* Begin Information provided *
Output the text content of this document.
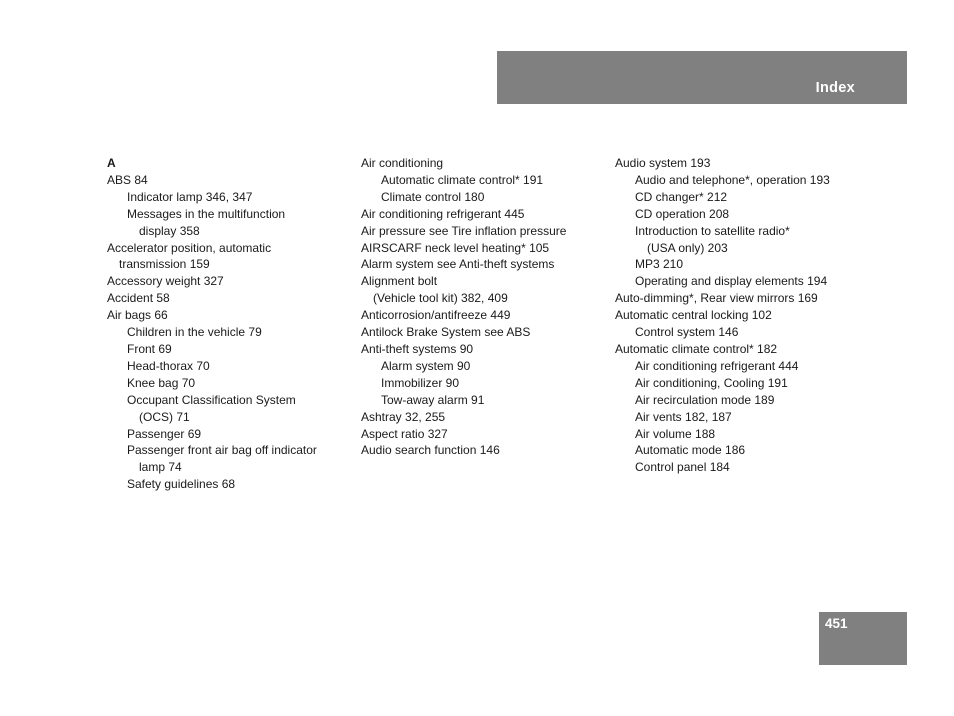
Index
A
ABS 84
Indicator lamp 346, 347
Messages in the multifunction
display 358
Accelerator position, automatic
transmission 159
Accessory weight 327
Accident 58
Air bags 66
Children in the vehicle 79
Front 69
Head-thorax 70
Knee bag 70
Occupant Classification System
(OCS) 71
Passenger 69
Passenger front air bag off indicator
lamp 74
Safety guidelines 68
Air conditioning
Automatic climate control* 191
Climate control 180
Air conditioning refrigerant 445
Air pressure see Tire inflation pressure
AIRSCARF neck level heating* 105
Alarm system see Anti-theft systems
Alignment bolt
(Vehicle tool kit) 382, 409
Anticorrosion/antifreeze 449
Antilock Brake System see ABS
Anti-theft systems 90
Alarm system 90
Immobilizer 90
Tow-away alarm 91
Ashtray 32, 255
Aspect ratio 327
Audio search function 146
Audio system 193
Audio and telephone*, operation 193
CD changer* 212
CD operation 208
Introduction to satellite radio*
(USA only) 203
MP3 210
Operating and display elements 194
Auto-dimming*, Rear view mirrors 169
Automatic central locking 102
Control system 146
Automatic climate control* 182
Air conditioning refrigerant 444
Air conditioning, Cooling 191
Air recirculation mode 189
Air vents 182, 187
Air volume 188
Automatic mode 186
Control panel 184
451
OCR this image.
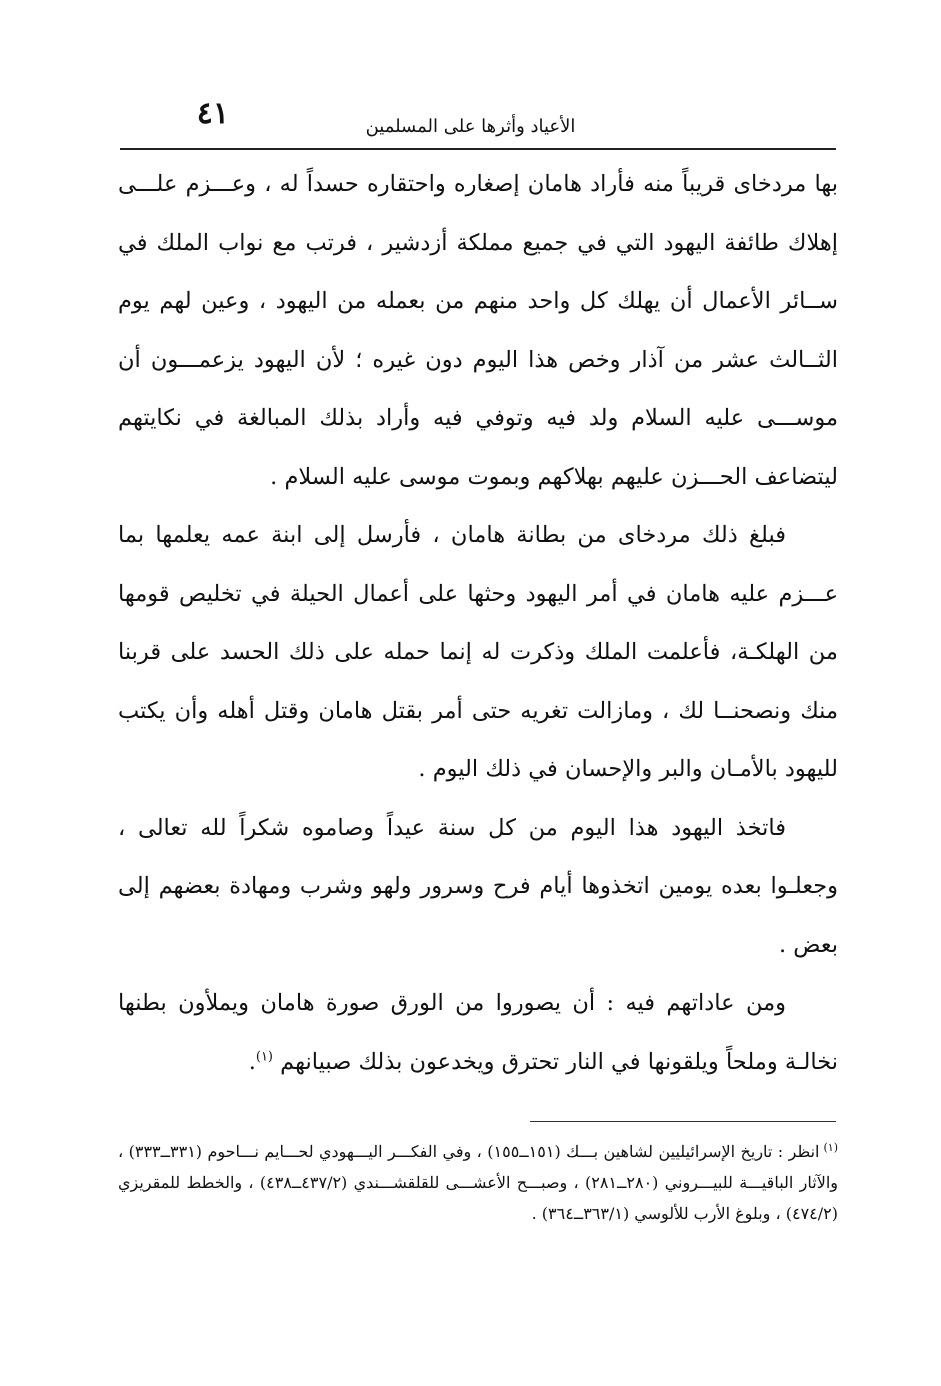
٤١	الأعياد وأثرها على المسلمين

بها مردخاى قريباً منه فأراد هامان إصغاره واحتقاره حسداً له ، وعـــزم علـــى إهلاك طائفة اليهود التي في جميع مملكة أزدشير ، فرتب مع نواب الملك في ســائر الأعمال أن يهلك كل واحد منهم من بعمله من اليهود ، وعين لهم يوم الثــالث عشر من آذار وخص هذا اليوم دون غيره ؛ لأن اليهود يزعمـــون أن موســـى عليه السلام ولد فيه وتوفي فيه وأراد بذلك المبالغة في نكايتهم ليتضاعف الحـــزن عليهم بهلاكهم وبموت موسى عليه السلام .

فبلغ ذلك مردخاى من بطانة هامان ، فأرسل إلى ابنة عمه يعلمها بما عـــزم عليه هامان في أمر اليهود وحثها على أعمال الحيلة في تخليص قومها من الهلكـة، فأعلمت الملك وذكرت له إنما حمله على ذلك الحسد على قربنا منك ونصحنــا لك ، ومازالت تغريه حتى أمر بقتل هامان وقتل أهله وأن يكتب لليهود بالأمـان والبر والإحسان في ذلك اليوم .

فاتخذ اليهود هذا اليوم من كل سنة عيداً وصاموه شكراً لله تعالى ، وجعلـوا بعده يومين اتخذوها أيام فرح وسرور ولهو وشرب ومهادة بعضهم إلى بعض .

ومن عاداتهم فيه : أن يصوروا من الورق صورة هامان ويملأون بطنها نخالـة وملحاً ويلقونها في النار تحترق ويخدعون بذلك صبيانهم $^{(١)}$.

$^{(١)}$انظر : تاريخ الإسرائيليين لشاهين بـــك (١٥١ــ١٥٥) ، وفي الفكـــر اليـــهودي لحـــايم نـــاحوم (٣٣١ــ٣٣٣) ، والآثار الباقيـــة للبيـــروني (٢٨٠ــ٢٨١) ، وصبـــح الأعشـــى للقلقشـــندي (٤٣٧/٢ــ٤٣٨) ، والخطط للمقريزي (٤٧٤/٢) ، وبلوغ الأرب للألوسي (٣٦٣/١ــ٣٦٤) .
* End Information provided *
Exercise brief: Using the records above, gather all lines where the string "systems" is present.

Exercise response:
Alarm system see Anti-theft systems
Anti-theft systems 90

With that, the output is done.